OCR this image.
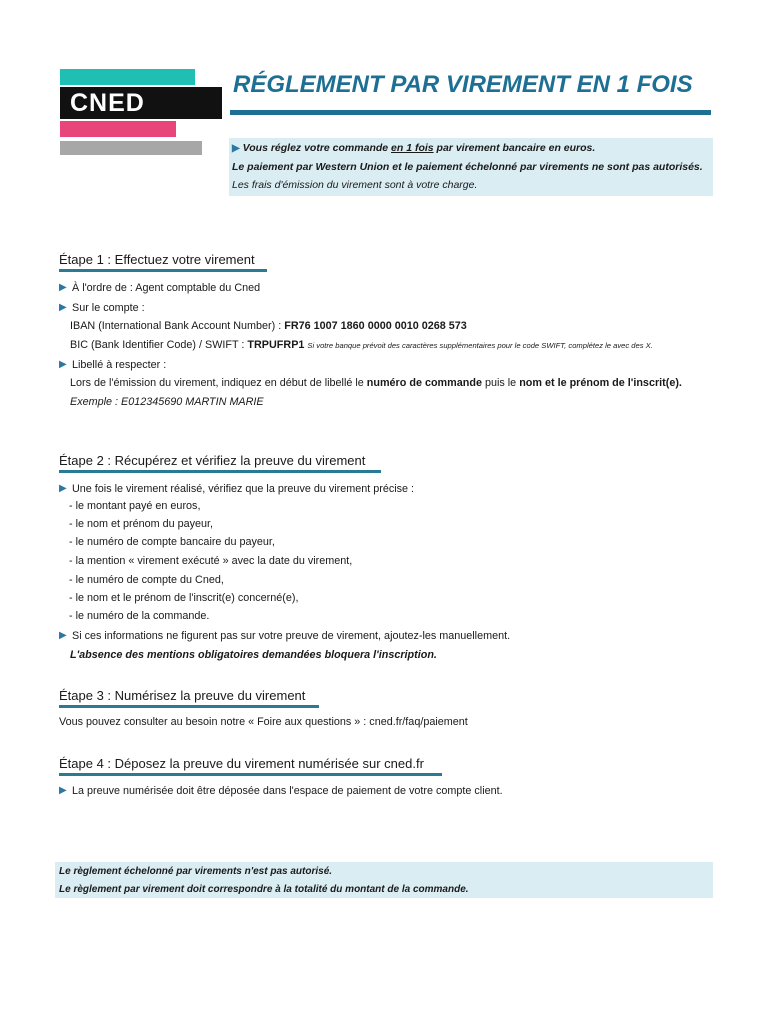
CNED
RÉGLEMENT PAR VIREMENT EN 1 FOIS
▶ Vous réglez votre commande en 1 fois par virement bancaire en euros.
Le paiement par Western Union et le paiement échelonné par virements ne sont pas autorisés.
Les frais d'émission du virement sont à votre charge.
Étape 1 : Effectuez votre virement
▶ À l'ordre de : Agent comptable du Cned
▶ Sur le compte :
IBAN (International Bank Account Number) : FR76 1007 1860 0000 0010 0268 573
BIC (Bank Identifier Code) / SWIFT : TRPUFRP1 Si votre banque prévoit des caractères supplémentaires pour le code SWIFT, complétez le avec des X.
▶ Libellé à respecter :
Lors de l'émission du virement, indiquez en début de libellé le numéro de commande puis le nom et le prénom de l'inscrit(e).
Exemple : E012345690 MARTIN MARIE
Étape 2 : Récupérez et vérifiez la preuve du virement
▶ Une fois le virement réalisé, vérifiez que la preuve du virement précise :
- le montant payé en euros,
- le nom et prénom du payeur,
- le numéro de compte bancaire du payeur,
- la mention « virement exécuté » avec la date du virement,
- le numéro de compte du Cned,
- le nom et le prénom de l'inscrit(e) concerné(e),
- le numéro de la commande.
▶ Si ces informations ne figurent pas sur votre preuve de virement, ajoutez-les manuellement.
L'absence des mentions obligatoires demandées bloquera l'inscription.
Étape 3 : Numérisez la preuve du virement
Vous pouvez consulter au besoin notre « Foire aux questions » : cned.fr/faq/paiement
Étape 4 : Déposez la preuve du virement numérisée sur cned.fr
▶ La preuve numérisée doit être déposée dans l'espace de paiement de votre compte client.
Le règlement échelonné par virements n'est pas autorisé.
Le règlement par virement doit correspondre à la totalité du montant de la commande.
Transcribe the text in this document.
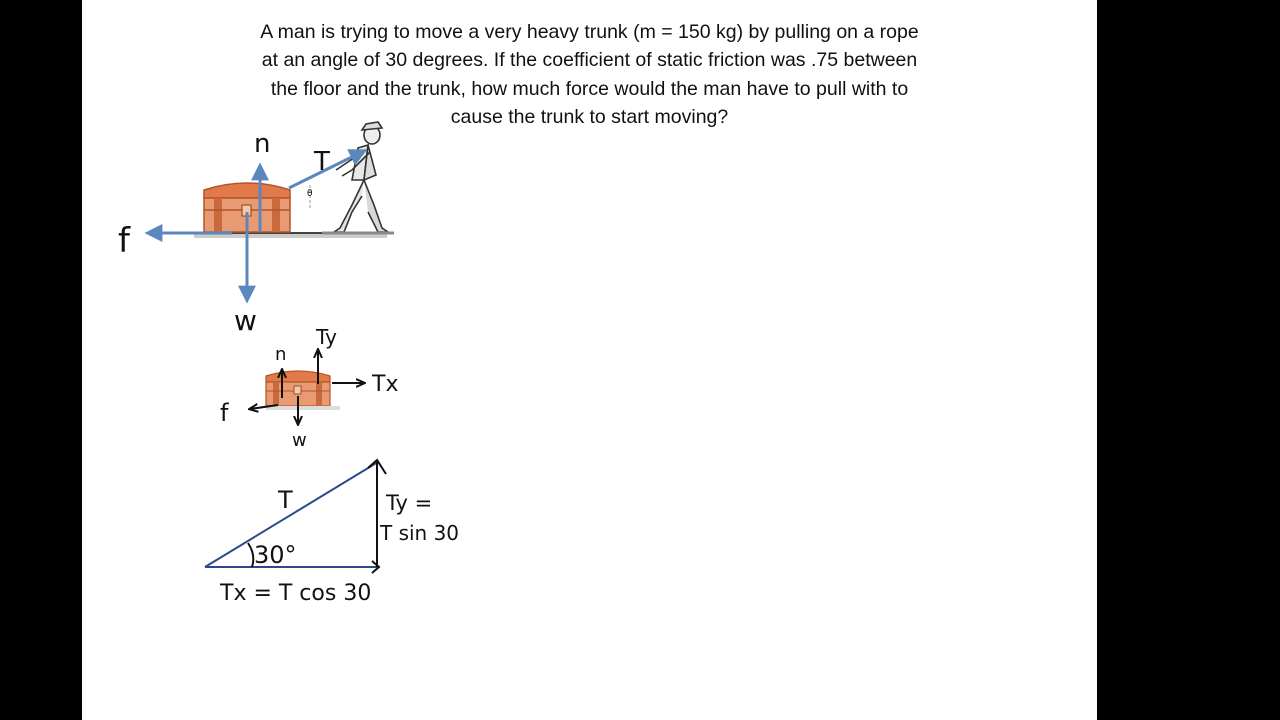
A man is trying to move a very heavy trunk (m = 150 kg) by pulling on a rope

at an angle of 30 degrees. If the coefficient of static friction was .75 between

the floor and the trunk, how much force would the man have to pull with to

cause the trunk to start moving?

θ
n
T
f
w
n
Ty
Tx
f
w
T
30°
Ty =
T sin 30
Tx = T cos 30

-=-=-=-=-

* Goal
Pull out every line of the records that includes the string "émission".

* Answer in full
Les frais d'émission du virement sont à votre charge.
Lors de l'émission du virement, indiquez en début de libellé le numéro de commande puis le nom et le prénom de l'inscrit(e).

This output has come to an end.